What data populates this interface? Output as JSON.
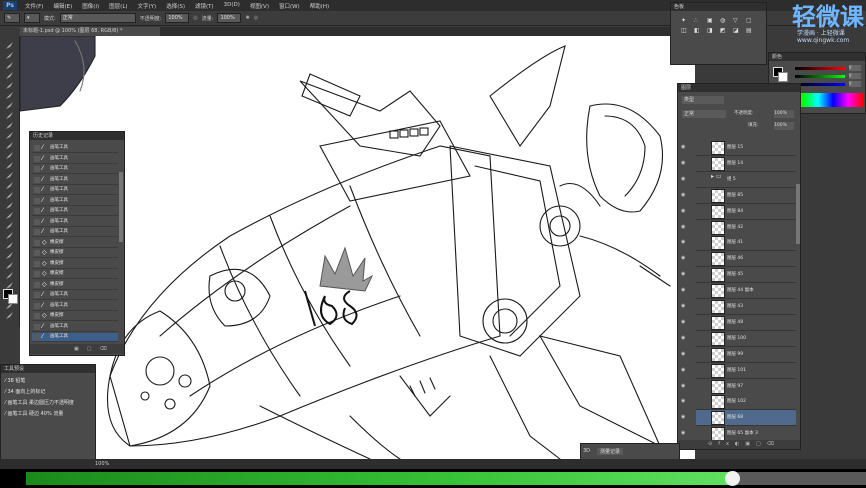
{
  "app": {
    "logo": "Ps"
  },
  "menu": [
    "文件(F)",
    "编辑(E)",
    "图像(I)",
    "图层(L)",
    "文字(Y)",
    "选择(S)",
    "滤镜(T)",
    "3D(D)",
    "视图(V)",
    "窗口(W)",
    "帮助(H)"
  ],
  "options": {
    "mode_label": "模式:",
    "mode_value": "正常",
    "opacity_label": "不透明度:",
    "opacity_value": "100%",
    "flow_label": "流量:",
    "flow_value": "100%"
  },
  "document": {
    "tab_title": "未标题-1.psd @ 100% (图层 68, RGB/8) *"
  },
  "status": {
    "zoom": "100%"
  },
  "video": {
    "progress": 0.84
  },
  "history": {
    "title": "历史记录",
    "rows": [
      {
        "label": "画笔工具",
        "icon": "brush-icon"
      },
      {
        "label": "画笔工具",
        "icon": "brush-icon"
      },
      {
        "label": "画笔工具",
        "icon": "brush-icon"
      },
      {
        "label": "画笔工具",
        "icon": "brush-icon"
      },
      {
        "label": "画笔工具",
        "icon": "brush-icon"
      },
      {
        "label": "画笔工具",
        "icon": "brush-icon"
      },
      {
        "label": "画笔工具",
        "icon": "brush-icon"
      },
      {
        "label": "画笔工具",
        "icon": "brush-icon"
      },
      {
        "label": "画笔工具",
        "icon": "brush-icon"
      },
      {
        "label": "橡皮擦",
        "icon": "eraser-icon"
      },
      {
        "label": "橡皮擦",
        "icon": "eraser-icon"
      },
      {
        "label": "橡皮擦",
        "icon": "eraser-icon"
      },
      {
        "label": "橡皮擦",
        "icon": "eraser-icon"
      },
      {
        "label": "橡皮擦",
        "icon": "eraser-icon"
      },
      {
        "label": "画笔工具",
        "icon": "brush-icon"
      },
      {
        "label": "画笔工具",
        "icon": "brush-icon"
      },
      {
        "label": "橡皮擦",
        "icon": "eraser-icon"
      },
      {
        "label": "画笔工具",
        "icon": "brush-icon"
      },
      {
        "label": "画笔工具",
        "icon": "brush-icon"
      }
    ]
  },
  "presets": {
    "title": "工具预设",
    "rows": [
      "38 铅笔",
      "34 面向上的标记",
      "画笔工具 柔边圆压力不透明度",
      "画笔工具 硬边 40% 流量"
    ]
  },
  "swatches": {
    "title": "色板"
  },
  "color": {
    "title": "颜色",
    "r": "0",
    "g": "0",
    "b": "0"
  },
  "layers": {
    "title": "图层",
    "kind_label": "类型",
    "blend": "正常",
    "opacity_label": "不透明度:",
    "opacity": "100%",
    "fill_label": "填充:",
    "fill": "100%",
    "rows": [
      {
        "name": "图层 15",
        "folder": false,
        "visible": true
      },
      {
        "name": "图层 14",
        "folder": false,
        "visible": true
      },
      {
        "name": "组 5",
        "folder": true,
        "visible": true
      },
      {
        "name": "图层 85",
        "folder": false,
        "visible": true
      },
      {
        "name": "图层 84",
        "folder": false,
        "visible": true
      },
      {
        "name": "图层 42",
        "folder": false,
        "visible": true
      },
      {
        "name": "图层 41",
        "folder": false,
        "visible": true
      },
      {
        "name": "图层 46",
        "folder": false,
        "visible": true
      },
      {
        "name": "图层 45",
        "folder": false,
        "visible": true
      },
      {
        "name": "图层 44 副本",
        "folder": false,
        "visible": true
      },
      {
        "name": "图层 43",
        "folder": false,
        "visible": true
      },
      {
        "name": "图层 48",
        "folder": false,
        "visible": true
      },
      {
        "name": "图层 100",
        "folder": false,
        "visible": true
      },
      {
        "name": "图层 99",
        "folder": false,
        "visible": true
      },
      {
        "name": "图层 101",
        "folder": false,
        "visible": true
      },
      {
        "name": "图层 97",
        "folder": false,
        "visible": true
      },
      {
        "name": "图层 102",
        "folder": false,
        "visible": true
      },
      {
        "name": "图层 68",
        "folder": false,
        "visible": true
      },
      {
        "name": "图层 65 副本 3",
        "folder": false,
        "visible": true
      }
    ]
  },
  "mini": {
    "label": "3D",
    "value": "测量记录"
  },
  "watermark": {
    "logo": "轻微课",
    "sub": "学漫画 · 上轻微课",
    "url": "www.qingwk.com"
  },
  "colors": {
    "accent": "#3d5f8c",
    "progress": "#36c236"
  }
}
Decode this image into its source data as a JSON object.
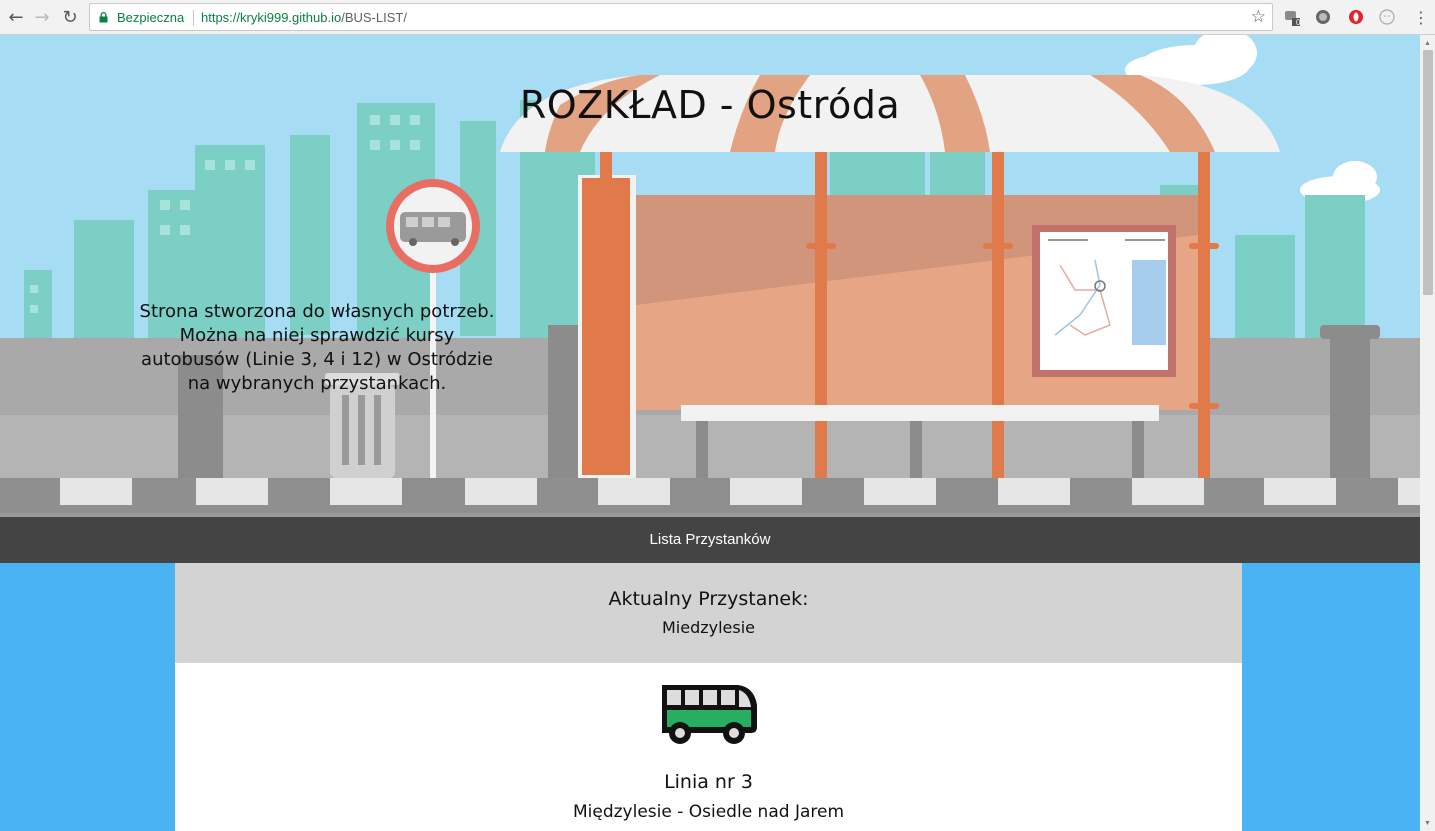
{
  "browser": {
    "secure_label": "Bezpieczna",
    "url_host": "https://kryki999.github.io",
    "url_path": "/BUS-LIST/",
    "extension_badge": "0"
  },
  "hero": {
    "title": "ROZKŁAD - Ostróda",
    "description": "Strona stworzona do własnych potrzeb. Można na niej sprawdzić kursy autobusów (Linie 3, 4 i 12) w Ostródzie na wybranych przystankach."
  },
  "nav": {
    "stops_link": "Lista Przystanków"
  },
  "current_stop": {
    "label": "Aktualny Przystanek:",
    "name": "Miedzylesie"
  },
  "line": {
    "number": "Linia nr 3",
    "route": "Międzylesie - Osiedle nad Jarem"
  },
  "colors": {
    "sky": "#a7dcf5",
    "buildings": "#7bcfc4",
    "shelter_orange": "#e07a4a",
    "navbar": "#444444",
    "main_blue": "#4ab3f4",
    "bus_green": "#27ae60"
  }
}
+--
GIVEN EXERCISE: Exclude all images and restate the records above word for word.

ANSWER FOR THE TASK:
What data populates this interface? Output as JSON.
{
  "app": {
    "logo": "Ps"
  },
  "menu": [
    "文件(F)",
    "编辑(E)",
    "图像(I)",
    "图层(L)",
    "文字(Y)",
    "选择(S)",
    "滤镜(T)",
    "3D(D)",
    "视图(V)",
    "窗口(W)",
    "帮助(H)"
  ],
  "options": {
    "mode_label": "模式:",
    "mode_value": "正常",
    "opacity_label": "不透明度:",
    "opacity_value": "100%",
    "flow_label": "流量:",
    "flow_value": "100%"
  },
  "document": {
    "tab_title": "未标题-1.psd @ 100% (图层 68, RGB/8) *"
  },
  "status": {
    "zoom": "100%"
  },
  "video": {
    "progress": 0.84
  },
  "history": {
    "title": "历史记录",
    "rows": [
      {
        "label": "画笔工具",
        "icon": "brush-icon"
      },
      {
        "label": "画笔工具",
        "icon": "brush-icon"
      },
      {
        "label": "画笔工具",
        "icon": "brush-icon"
      },
      {
        "label": "画笔工具",
        "icon": "brush-icon"
      },
      {
        "label": "画笔工具",
        "icon": "brush-icon"
      },
      {
        "label": "画笔工具",
        "icon": "brush-icon"
      },
      {
        "label": "画笔工具",
        "icon": "brush-icon"
      },
      {
        "label": "画笔工具",
        "icon": "brush-icon"
      },
      {
        "label": "画笔工具",
        "icon": "brush-icon"
      },
      {
        "label": "橡皮擦",
        "icon": "eraser-icon"
      },
      {
        "label": "橡皮擦",
        "icon": "eraser-icon"
      },
      {
        "label": "橡皮擦",
        "icon": "eraser-icon"
      },
      {
        "label": "橡皮擦",
        "icon": "eraser-icon"
      },
      {
        "label": "橡皮擦",
        "icon": "eraser-icon"
      },
      {
        "label": "画笔工具",
        "icon": "brush-icon"
      },
      {
        "label": "画笔工具",
        "icon": "brush-icon"
      },
      {
        "label": "橡皮擦",
        "icon": "eraser-icon"
      },
      {
        "label": "画笔工具",
        "icon": "brush-icon"
      },
      {
        "label": "画笔工具",
        "icon": "brush-icon"
      }
    ]
  },
  "presets": {
    "title": "工具预设",
    "rows": [
      "38 铅笔",
      "34 面向上的标记",
      "画笔工具 柔边圆压力不透明度",
      "画笔工具 硬边 40% 流量"
    ]
  },
  "swatches": {
    "title": "色板"
  },
  "color": {
    "title": "颜色",
    "r": "0",
    "g": "0",
    "b": "0"
  },
  "layers": {
    "title": "图层",
    "kind_label": "类型",
    "blend": "正常",
    "opacity_label": "不透明度:",
    "opacity": "100%",
    "fill_label": "填充:",
    "fill": "100%",
    "rows": [
      {
        "name": "图层 15",
        "folder": false,
        "visible": true
      },
      {
        "name": "图层 14",
        "folder": false,
        "visible": true
      },
      {
        "name": "组 5",
        "folder": true,
        "visible": true
      },
      {
        "name": "图层 85",
        "folder": false,
        "visible": true
      },
      {
        "name": "图层 84",
        "folder": false,
        "visible": true
      },
      {
        "name": "图层 42",
        "folder": false,
        "visible": true
      },
      {
        "name": "图层 41",
        "folder": false,
        "visible": true
      },
      {
        "name": "图层 46",
        "folder": false,
        "visible": true
      },
      {
        "name": "图层 45",
        "folder": false,
        "visible": true
      },
      {
        "name": "图层 44 副本",
        "folder": false,
        "visible": true
      },
      {
        "name": "图层 43",
        "folder": false,
        "visible": true
      },
      {
        "name": "图层 48",
        "folder": false,
        "visible": true
      },
      {
        "name": "图层 100",
        "folder": false,
        "visible": true
      },
      {
        "name": "图层 99",
        "folder": false,
        "visible": true
      },
      {
        "name": "图层 101",
        "folder": false,
        "visible": true
      },
      {
        "name": "图层 97",
        "folder": false,
        "visible": true
      },
      {
        "name": "图层 102",
        "folder": false,
        "visible": true
      },
      {
        "name": "图层 68",
        "folder": false,
        "visible": true
      },
      {
        "name": "图层 65 副本 3",
        "folder": false,
        "visible": true
      }
    ]
  },
  "mini": {
    "label": "3D",
    "value": "测量记录"
  },
  "watermark": {
    "logo": "轻微课",
    "sub": "学漫画 · 上轻微课",
    "url": "www.qingwk.com"
  },
  "colors": {
    "accent": "#3d5f8c",
    "progress": "#36c236"
  }
}
Decode this image into its source data as a JSON object.
{
  "browser": {
    "secure_label": "Bezpieczna",
    "url_host": "https://kryki999.github.io",
    "url_path": "/BUS-LIST/",
    "extension_badge": "0"
  },
  "hero": {
    "title": "ROZKŁAD - Ostróda",
    "description": "Strona stworzona do własnych potrzeb. Można na niej sprawdzić kursy autobusów (Linie 3, 4 i 12) w Ostródzie na wybranych przystankach."
  },
  "nav": {
    "stops_link": "Lista Przystanków"
  },
  "current_stop": {
    "label": "Aktualny Przystanek:",
    "name": "Miedzylesie"
  },
  "line": {
    "number": "Linia nr 3",
    "route": "Międzylesie - Osiedle nad Jarem"
  },
  "colors": {
    "sky": "#a7dcf5",
    "buildings": "#7bcfc4",
    "shelter_orange": "#e07a4a",
    "navbar": "#444444",
    "main_blue": "#4ab3f4",
    "bus_green": "#27ae60"
  }
}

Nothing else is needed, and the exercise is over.